__Task brief__. Reproduce the listing below, substituting "interface" for every occurrence of "UI" and changing nothing else. Omit the pictures from your answer.

__Material provided__.
[Begin]

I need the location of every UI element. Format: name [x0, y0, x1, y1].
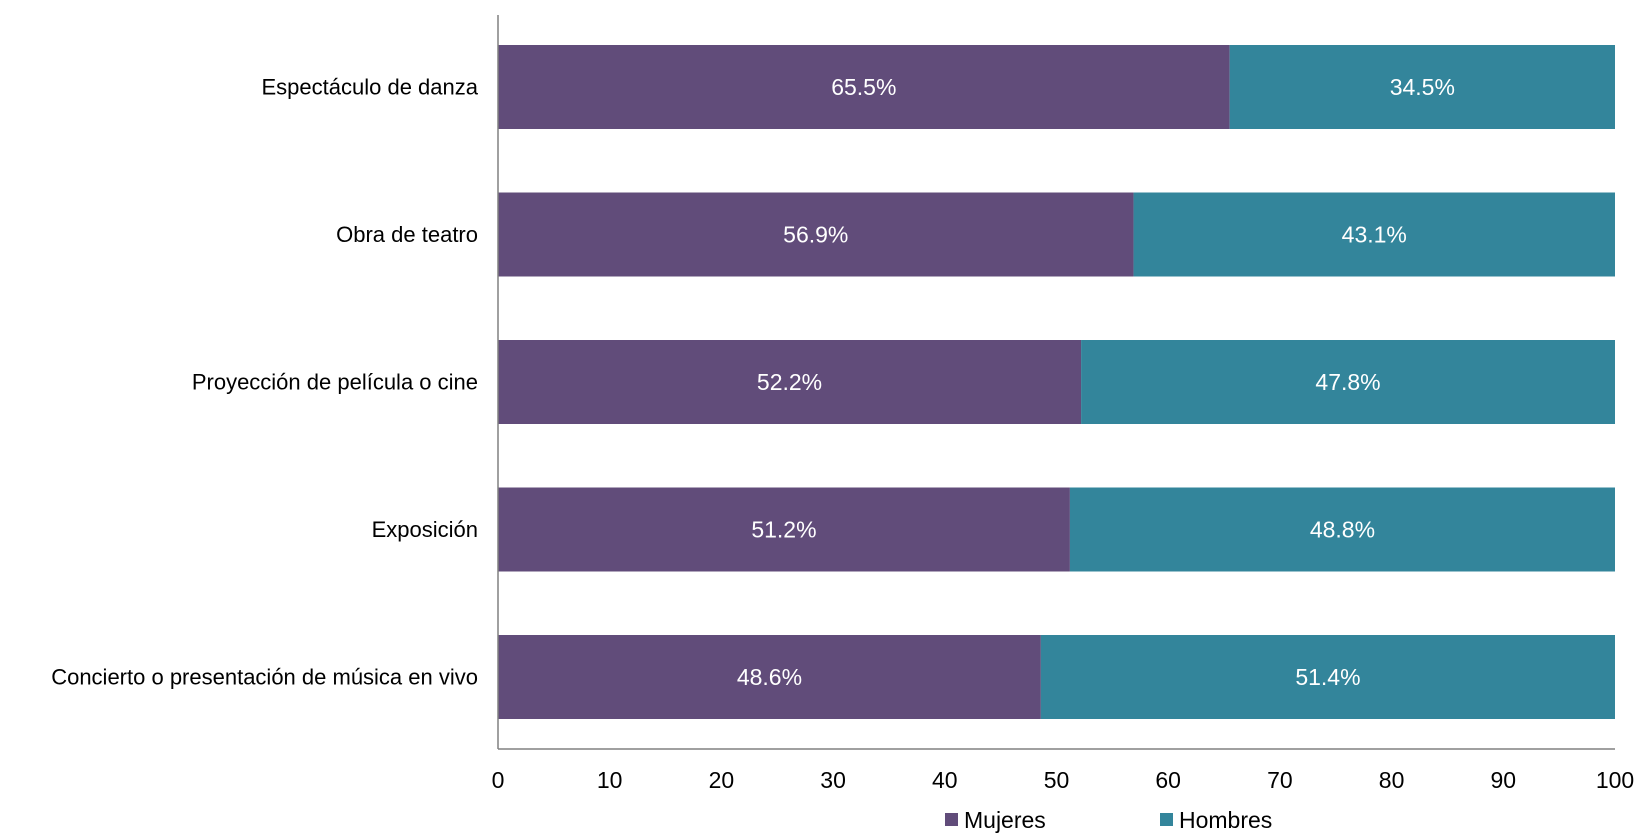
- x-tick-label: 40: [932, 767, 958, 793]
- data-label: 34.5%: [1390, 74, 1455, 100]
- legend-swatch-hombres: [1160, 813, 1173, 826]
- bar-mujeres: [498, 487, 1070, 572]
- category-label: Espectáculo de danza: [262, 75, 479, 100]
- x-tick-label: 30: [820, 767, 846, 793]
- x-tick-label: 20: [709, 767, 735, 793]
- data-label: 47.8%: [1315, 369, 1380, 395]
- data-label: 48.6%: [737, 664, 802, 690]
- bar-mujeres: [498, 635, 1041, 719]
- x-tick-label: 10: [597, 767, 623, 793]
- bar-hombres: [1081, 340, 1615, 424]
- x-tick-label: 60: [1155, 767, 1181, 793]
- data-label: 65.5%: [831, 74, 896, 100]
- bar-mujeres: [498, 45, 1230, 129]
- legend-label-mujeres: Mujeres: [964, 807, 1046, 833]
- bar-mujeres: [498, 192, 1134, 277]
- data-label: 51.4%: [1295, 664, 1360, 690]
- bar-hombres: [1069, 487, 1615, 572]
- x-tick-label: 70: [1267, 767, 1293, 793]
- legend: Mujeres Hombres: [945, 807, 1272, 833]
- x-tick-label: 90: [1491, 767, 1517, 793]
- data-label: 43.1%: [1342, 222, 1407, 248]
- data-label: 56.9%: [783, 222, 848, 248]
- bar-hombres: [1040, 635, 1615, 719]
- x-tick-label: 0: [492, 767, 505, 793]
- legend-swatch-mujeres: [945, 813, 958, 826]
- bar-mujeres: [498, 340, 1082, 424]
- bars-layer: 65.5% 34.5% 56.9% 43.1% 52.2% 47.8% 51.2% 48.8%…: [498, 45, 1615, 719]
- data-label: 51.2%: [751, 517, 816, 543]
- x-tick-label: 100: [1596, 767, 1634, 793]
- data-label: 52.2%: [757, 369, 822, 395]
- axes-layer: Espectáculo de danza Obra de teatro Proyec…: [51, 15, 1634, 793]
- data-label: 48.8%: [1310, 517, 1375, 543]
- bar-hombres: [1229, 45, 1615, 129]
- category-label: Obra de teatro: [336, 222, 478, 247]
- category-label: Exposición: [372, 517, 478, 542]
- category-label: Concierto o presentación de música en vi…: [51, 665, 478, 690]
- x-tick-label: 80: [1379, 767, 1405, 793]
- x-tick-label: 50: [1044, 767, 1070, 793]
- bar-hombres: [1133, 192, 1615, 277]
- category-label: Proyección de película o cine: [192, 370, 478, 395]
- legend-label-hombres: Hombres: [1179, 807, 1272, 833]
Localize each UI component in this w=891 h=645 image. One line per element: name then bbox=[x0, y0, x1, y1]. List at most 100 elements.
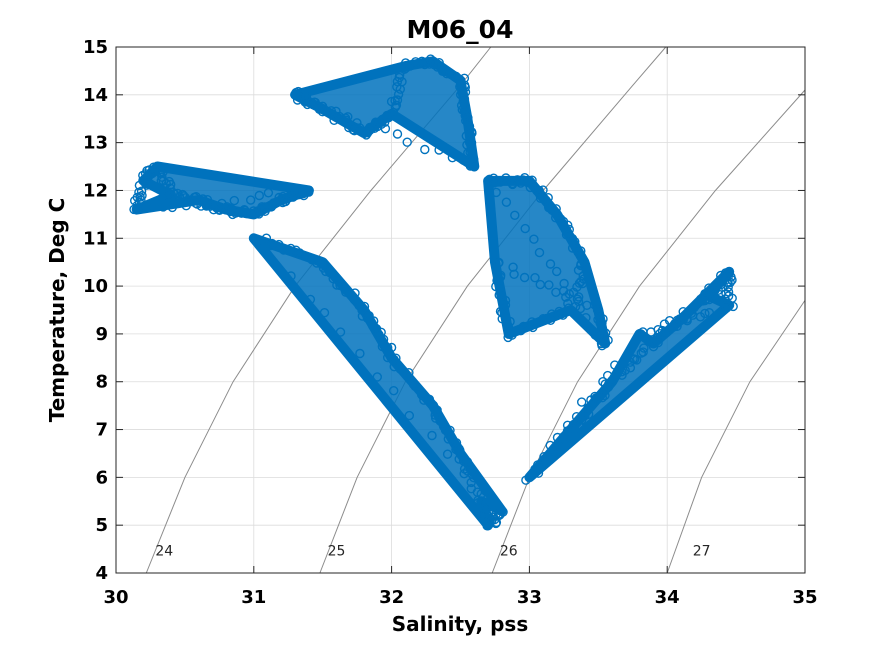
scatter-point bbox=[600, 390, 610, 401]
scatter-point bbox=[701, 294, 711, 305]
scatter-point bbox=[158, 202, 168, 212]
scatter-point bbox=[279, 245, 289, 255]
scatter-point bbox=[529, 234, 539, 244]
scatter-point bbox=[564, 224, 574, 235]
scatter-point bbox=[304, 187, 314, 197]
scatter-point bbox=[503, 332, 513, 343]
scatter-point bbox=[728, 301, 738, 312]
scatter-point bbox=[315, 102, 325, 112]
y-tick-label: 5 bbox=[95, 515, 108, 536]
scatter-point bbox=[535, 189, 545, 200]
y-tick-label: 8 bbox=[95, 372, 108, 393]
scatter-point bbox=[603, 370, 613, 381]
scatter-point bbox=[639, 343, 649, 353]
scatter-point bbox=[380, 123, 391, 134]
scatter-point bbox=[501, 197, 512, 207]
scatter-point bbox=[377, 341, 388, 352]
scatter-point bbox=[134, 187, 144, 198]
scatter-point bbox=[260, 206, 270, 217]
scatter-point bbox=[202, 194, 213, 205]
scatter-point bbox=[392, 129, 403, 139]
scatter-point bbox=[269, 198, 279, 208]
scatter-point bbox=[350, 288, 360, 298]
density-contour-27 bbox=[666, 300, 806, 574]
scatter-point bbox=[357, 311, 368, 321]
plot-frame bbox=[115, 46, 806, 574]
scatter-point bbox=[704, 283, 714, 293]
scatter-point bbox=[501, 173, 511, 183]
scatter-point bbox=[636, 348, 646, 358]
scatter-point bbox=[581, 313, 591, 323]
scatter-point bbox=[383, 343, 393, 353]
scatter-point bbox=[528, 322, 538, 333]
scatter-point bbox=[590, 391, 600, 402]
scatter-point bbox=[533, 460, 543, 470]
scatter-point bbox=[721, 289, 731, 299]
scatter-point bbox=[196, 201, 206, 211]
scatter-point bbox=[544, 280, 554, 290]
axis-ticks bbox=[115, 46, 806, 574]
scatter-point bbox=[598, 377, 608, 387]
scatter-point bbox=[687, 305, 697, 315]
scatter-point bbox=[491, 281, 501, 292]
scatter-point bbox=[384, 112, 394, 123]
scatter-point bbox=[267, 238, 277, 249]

[End]

__Exercise response__.
I need the location of every interface element. Format: name [x0, y0, x1, y1].
- x-tick-label: 40: [932, 767, 958, 793]
- data-label: 34.5%: [1390, 74, 1455, 100]
- legend-swatch-hombres: [1160, 813, 1173, 826]
- bar-mujeres: [498, 487, 1070, 572]
- category-label: Espectáculo de danza: [262, 75, 479, 100]
- x-tick-label: 30: [820, 767, 846, 793]
- x-tick-label: 20: [709, 767, 735, 793]
- data-label: 47.8%: [1315, 369, 1380, 395]
- data-label: 48.6%: [737, 664, 802, 690]
- bar-mujeres: [498, 635, 1041, 719]
- x-tick-label: 10: [597, 767, 623, 793]
- bar-hombres: [1081, 340, 1615, 424]
- x-tick-label: 60: [1155, 767, 1181, 793]
- data-label: 65.5%: [831, 74, 896, 100]
- bar-mujeres: [498, 45, 1230, 129]
- legend-label-mujeres: Mujeres: [964, 807, 1046, 833]
- bar-mujeres: [498, 192, 1134, 277]
- data-label: 51.4%: [1295, 664, 1360, 690]
- bar-hombres: [1069, 487, 1615, 572]
- x-tick-label: 70: [1267, 767, 1293, 793]
- legend: Mujeres Hombres: [945, 807, 1272, 833]
- x-tick-label: 90: [1491, 767, 1517, 793]
- data-label: 43.1%: [1342, 222, 1407, 248]
- data-label: 56.9%: [783, 222, 848, 248]
- bar-hombres: [1040, 635, 1615, 719]
- x-tick-label: 0: [492, 767, 505, 793]
- legend-swatch-mujeres: [945, 813, 958, 826]
- bar-mujeres: [498, 340, 1082, 424]
- bars-layer: 65.5% 34.5% 56.9% 43.1% 52.2% 47.8% 51.2% 48.8%…: [498, 45, 1615, 719]
- data-label: 51.2%: [751, 517, 816, 543]
- x-tick-label: 100: [1596, 767, 1634, 793]
- data-label: 52.2%: [757, 369, 822, 395]
- axes-layer: Espectáculo de danza Obra de teatro Proyec…: [51, 15, 1634, 793]
- data-label: 48.8%: [1310, 517, 1375, 543]
- bar-hombres: [1229, 45, 1615, 129]
- category-label: Obra de teatro: [336, 222, 478, 247]
- category-label: Exposición: [372, 517, 478, 542]
- category-label: Concierto o presentación de música en vi…: [51, 665, 478, 690]
- x-tick-label: 80: [1379, 767, 1405, 793]
- x-tick-label: 50: [1044, 767, 1070, 793]
- bar-hombres: [1133, 192, 1615, 277]
- category-label: Proyección de película o cine: [192, 370, 478, 395]
- legend-label-hombres: Hombres: [1179, 807, 1272, 833]
Localize each interface component in this w=891 h=645 image. One line per element: name then bbox=[x0, y0, x1, y1]. List at most 100 elements.
scatter-point bbox=[600, 390, 610, 401]
scatter-point bbox=[701, 294, 711, 305]
scatter-point bbox=[158, 202, 168, 212]
scatter-point bbox=[279, 245, 289, 255]
scatter-point bbox=[529, 234, 539, 244]
scatter-point bbox=[564, 224, 574, 235]
scatter-point bbox=[304, 187, 314, 197]
scatter-point bbox=[503, 332, 513, 343]
scatter-point bbox=[728, 301, 738, 312]
scatter-point bbox=[315, 102, 325, 112]
y-tick-label: 5 bbox=[95, 515, 108, 536]
scatter-point bbox=[535, 189, 545, 200]
y-tick-label: 8 bbox=[95, 372, 108, 393]
scatter-point bbox=[603, 370, 613, 381]
scatter-point bbox=[639, 343, 649, 353]
scatter-point bbox=[380, 123, 391, 134]
scatter-point bbox=[501, 197, 512, 207]
scatter-point bbox=[377, 341, 388, 352]
scatter-point bbox=[134, 187, 144, 198]
scatter-point bbox=[260, 206, 270, 217]
scatter-point bbox=[202, 194, 213, 205]
scatter-point bbox=[392, 129, 403, 139]
scatter-point bbox=[269, 198, 279, 208]
scatter-point bbox=[350, 288, 360, 298]
density-contour-27 bbox=[666, 300, 806, 574]
scatter-point bbox=[357, 311, 368, 321]
plot-frame bbox=[115, 46, 806, 574]
scatter-point bbox=[704, 283, 714, 293]
scatter-point bbox=[501, 173, 511, 183]
scatter-point bbox=[636, 348, 646, 358]
scatter-point bbox=[581, 313, 591, 323]
scatter-point bbox=[383, 343, 393, 353]
scatter-point bbox=[528, 322, 538, 333]
scatter-point bbox=[590, 391, 600, 402]
scatter-point bbox=[533, 460, 543, 470]
scatter-point bbox=[721, 289, 731, 299]
scatter-point bbox=[196, 201, 206, 211]
scatter-point bbox=[544, 280, 554, 290]
axis-ticks bbox=[115, 46, 806, 574]
scatter-point bbox=[598, 377, 608, 387]
scatter-point bbox=[687, 305, 697, 315]
scatter-point bbox=[491, 281, 501, 292]
scatter-point bbox=[384, 112, 394, 123]
scatter-point bbox=[267, 238, 277, 249]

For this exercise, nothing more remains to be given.